**DIRECTIONS:** Count the lines in the data below that contain the string "chevron", and reply with only that number.

**INFORMATION GIVEN:**
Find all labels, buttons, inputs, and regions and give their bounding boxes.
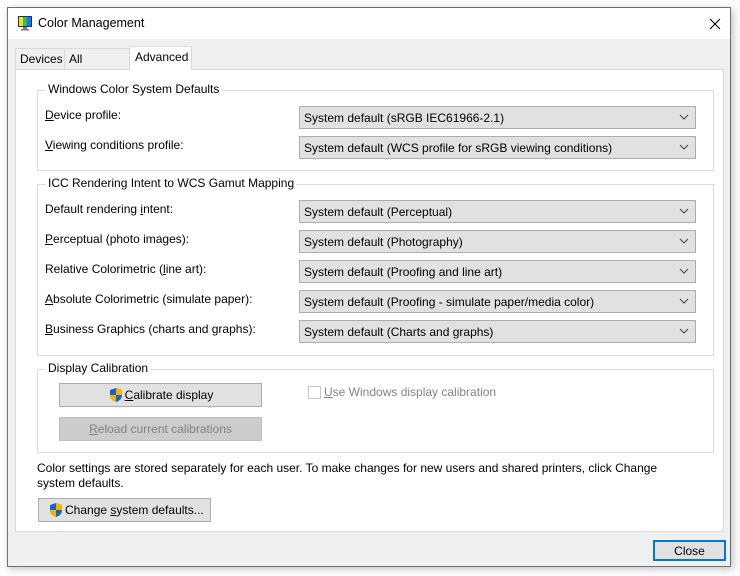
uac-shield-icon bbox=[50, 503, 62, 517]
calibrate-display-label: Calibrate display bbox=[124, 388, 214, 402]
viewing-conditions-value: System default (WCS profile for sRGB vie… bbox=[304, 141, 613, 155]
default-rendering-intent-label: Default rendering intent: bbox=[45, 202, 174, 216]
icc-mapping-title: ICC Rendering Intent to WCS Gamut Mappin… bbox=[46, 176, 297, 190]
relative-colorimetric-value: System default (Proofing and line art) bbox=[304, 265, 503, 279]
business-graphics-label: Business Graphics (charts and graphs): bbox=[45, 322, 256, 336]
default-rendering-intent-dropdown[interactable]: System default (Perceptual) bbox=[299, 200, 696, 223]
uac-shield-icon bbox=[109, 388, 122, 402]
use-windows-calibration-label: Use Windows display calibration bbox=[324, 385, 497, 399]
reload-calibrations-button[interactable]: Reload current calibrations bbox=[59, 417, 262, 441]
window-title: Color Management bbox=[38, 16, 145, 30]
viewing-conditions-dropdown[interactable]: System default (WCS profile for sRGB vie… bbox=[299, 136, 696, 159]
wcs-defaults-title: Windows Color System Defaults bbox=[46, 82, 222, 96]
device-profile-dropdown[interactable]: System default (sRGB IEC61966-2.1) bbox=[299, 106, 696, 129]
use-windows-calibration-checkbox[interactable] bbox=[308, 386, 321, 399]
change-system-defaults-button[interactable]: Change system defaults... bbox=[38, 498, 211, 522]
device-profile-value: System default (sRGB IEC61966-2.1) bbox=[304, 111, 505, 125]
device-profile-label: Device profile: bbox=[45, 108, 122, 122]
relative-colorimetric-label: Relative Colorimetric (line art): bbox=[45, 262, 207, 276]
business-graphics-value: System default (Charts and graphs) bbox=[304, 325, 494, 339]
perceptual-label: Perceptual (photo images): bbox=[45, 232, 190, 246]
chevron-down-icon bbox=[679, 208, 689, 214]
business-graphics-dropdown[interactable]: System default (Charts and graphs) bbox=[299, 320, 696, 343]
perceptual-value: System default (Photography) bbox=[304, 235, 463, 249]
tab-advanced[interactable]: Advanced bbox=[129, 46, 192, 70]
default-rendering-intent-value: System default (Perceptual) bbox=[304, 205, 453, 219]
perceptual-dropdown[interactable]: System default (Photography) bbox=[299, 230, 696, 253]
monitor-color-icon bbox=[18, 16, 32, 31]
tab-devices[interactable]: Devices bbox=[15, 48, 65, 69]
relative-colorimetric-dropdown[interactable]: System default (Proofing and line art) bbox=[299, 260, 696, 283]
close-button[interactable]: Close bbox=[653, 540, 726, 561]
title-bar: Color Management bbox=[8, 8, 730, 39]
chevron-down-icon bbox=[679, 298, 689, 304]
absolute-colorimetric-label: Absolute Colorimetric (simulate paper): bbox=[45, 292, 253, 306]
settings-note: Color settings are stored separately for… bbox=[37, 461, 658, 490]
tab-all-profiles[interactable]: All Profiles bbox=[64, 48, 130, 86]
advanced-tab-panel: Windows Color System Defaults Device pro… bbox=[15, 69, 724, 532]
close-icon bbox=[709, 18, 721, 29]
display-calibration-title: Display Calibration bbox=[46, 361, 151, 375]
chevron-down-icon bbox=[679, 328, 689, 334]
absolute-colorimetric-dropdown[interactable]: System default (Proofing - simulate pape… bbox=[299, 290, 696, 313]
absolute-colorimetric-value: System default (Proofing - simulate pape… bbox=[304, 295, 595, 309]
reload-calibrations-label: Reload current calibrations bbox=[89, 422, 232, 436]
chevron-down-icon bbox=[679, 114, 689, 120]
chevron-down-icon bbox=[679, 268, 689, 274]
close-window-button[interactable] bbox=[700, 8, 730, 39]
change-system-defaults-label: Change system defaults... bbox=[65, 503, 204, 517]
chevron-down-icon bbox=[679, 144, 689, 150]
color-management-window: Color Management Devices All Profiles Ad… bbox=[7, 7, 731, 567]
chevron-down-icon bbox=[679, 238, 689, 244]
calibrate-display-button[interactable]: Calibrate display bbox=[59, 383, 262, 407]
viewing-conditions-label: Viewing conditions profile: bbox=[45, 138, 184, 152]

**EXERCISE OUTPUT:** 7